_Prompt_
Retype all of the entries word for word.

>> start Source material

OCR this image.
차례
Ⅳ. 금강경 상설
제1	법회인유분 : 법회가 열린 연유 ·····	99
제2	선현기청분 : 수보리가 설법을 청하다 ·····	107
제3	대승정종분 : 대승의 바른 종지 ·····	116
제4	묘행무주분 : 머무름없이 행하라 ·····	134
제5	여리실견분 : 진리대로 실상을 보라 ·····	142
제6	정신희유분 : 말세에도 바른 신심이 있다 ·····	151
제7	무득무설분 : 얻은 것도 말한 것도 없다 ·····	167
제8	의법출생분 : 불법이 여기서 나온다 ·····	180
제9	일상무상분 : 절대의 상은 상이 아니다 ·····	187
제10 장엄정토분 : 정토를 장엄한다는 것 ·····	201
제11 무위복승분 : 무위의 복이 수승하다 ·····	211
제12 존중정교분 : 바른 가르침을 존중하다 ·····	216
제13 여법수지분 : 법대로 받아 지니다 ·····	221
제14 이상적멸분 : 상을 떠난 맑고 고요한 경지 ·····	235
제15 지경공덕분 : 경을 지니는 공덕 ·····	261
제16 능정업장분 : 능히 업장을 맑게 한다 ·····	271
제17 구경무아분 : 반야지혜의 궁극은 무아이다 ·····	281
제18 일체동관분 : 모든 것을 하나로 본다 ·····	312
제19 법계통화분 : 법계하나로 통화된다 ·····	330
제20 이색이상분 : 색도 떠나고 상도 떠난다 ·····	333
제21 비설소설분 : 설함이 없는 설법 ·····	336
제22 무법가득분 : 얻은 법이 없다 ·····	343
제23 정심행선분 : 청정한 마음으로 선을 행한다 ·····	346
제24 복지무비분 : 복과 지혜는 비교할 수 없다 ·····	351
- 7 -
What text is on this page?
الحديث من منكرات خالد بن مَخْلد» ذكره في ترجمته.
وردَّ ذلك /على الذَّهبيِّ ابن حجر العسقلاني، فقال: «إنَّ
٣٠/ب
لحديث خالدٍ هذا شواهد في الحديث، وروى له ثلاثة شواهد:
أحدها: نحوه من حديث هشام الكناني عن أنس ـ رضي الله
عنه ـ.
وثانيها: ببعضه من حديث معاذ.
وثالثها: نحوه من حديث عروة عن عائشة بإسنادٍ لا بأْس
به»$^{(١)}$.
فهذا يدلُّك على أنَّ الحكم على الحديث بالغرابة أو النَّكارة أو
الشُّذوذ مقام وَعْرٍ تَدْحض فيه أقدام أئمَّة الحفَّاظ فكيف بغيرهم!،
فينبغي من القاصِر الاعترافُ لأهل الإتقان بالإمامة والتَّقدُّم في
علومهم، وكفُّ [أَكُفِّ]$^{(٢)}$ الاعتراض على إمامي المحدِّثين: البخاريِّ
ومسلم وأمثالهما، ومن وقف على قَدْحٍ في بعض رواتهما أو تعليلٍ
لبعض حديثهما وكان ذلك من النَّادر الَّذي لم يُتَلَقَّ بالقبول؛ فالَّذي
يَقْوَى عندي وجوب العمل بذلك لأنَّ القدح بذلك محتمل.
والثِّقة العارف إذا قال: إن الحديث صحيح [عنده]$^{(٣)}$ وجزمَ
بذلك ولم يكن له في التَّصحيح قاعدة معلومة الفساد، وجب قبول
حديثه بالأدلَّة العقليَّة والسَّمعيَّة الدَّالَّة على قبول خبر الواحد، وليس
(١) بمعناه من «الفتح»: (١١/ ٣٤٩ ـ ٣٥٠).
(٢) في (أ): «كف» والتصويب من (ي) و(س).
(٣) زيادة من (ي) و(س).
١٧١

>> end Source material

_Result of the exercise_
OCR this image.
차례
Ⅳ. 금강경 상설
제1	법회인유분 : 법회가 열린 연유 ·····	99
제2	선현기청분 : 수보리가 설법을 청하다 ·····	107
제3	대승정종분 : 대승의 바른 종지 ·····	116
제4	묘행무주분 : 머무름없이 행하라 ·····	134
제5	여리실견분 : 진리대로 실상을 보라 ·····	142
제6	정신희유분 : 말세에도 바른 신심이 있다 ·····	151
제7	무득무설분 : 얻은 것도 말한 것도 없다 ·····	167
제8	의법출생분 : 불법이 여기서 나온다 ·····	180
제9	일상무상분 : 절대의 상은 상이 아니다 ·····	187
제10 장엄정토분 : 정토를 장엄한다는 것 ·····	201
제11 무위복승분 : 무위의 복이 수승하다 ·····	211
제12 존중정교분 : 바른 가르침을 존중하다 ·····	216
제13 여법수지분 : 법대로 받아 지니다 ·····	221
제14 이상적멸분 : 상을 떠난 맑고 고요한 경지 ·····	235
제15 지경공덕분 : 경을 지니는 공덕 ·····	261
제16 능정업장분 : 능히 업장을 맑게 한다 ·····	271
제17 구경무아분 : 반야지혜의 궁극은 무아이다 ·····	281
제18 일체동관분 : 모든 것을 하나로 본다 ·····	312
제19 법계통화분 : 법계하나로 통화된다 ·····	330
제20 이색이상분 : 색도 떠나고 상도 떠난다 ·····	333
제21 비설소설분 : 설함이 없는 설법 ·····	336
제22 무법가득분 : 얻은 법이 없다 ·····	343
제23 정심행선분 : 청정한 마음으로 선을 행한다 ·····	346
제24 복지무비분 : 복과 지혜는 비교할 수 없다 ·····	351
- 7 -
What text is on this page?
الحديث من منكرات خالد بن مَخْلد» ذكره في ترجمته.
وردَّ ذلك /على الذَّهبيِّ ابن حجر العسقلاني، فقال: «إنَّ
٣٠/ب
لحديث خالدٍ هذا شواهد في الحديث، وروى له ثلاثة شواهد:
أحدها: نحوه من حديث هشام الكناني عن أنس ـ رضي الله
عنه ـ.
وثانيها: ببعضه من حديث معاذ.
وثالثها: نحوه من حديث عروة عن عائشة بإسنادٍ لا بأْس
به»$^{(١)}$.
فهذا يدلُّك على أنَّ الحكم على الحديث بالغرابة أو النَّكارة أو
الشُّذوذ مقام وَعْرٍ تَدْحض فيه أقدام أئمَّة الحفَّاظ فكيف بغيرهم!،
فينبغي من القاصِر الاعترافُ لأهل الإتقان بالإمامة والتَّقدُّم في
علومهم، وكفُّ [أَكُفِّ]$^{(٢)}$ الاعتراض على إمامي المحدِّثين: البخاريِّ
ومسلم وأمثالهما، ومن وقف على قَدْحٍ في بعض رواتهما أو تعليلٍ
لبعض حديثهما وكان ذلك من النَّادر الَّذي لم يُتَلَقَّ بالقبول؛ فالَّذي
يَقْوَى عندي وجوب العمل بذلك لأنَّ القدح بذلك محتمل.
والثِّقة العارف إذا قال: إن الحديث صحيح [عنده]$^{(٣)}$ وجزمَ
بذلك ولم يكن له في التَّصحيح قاعدة معلومة الفساد، وجب قبول
حديثه بالأدلَّة العقليَّة والسَّمعيَّة الدَّالَّة على قبول خبر الواحد، وليس
(١) بمعناه من «الفتح»: (١١/ ٣٤٩ ـ ٣٥٠).
(٢) في (أ): «كف» والتصويب من (ي) و(س).
(٣) زيادة من (ي) و(س).
١٧١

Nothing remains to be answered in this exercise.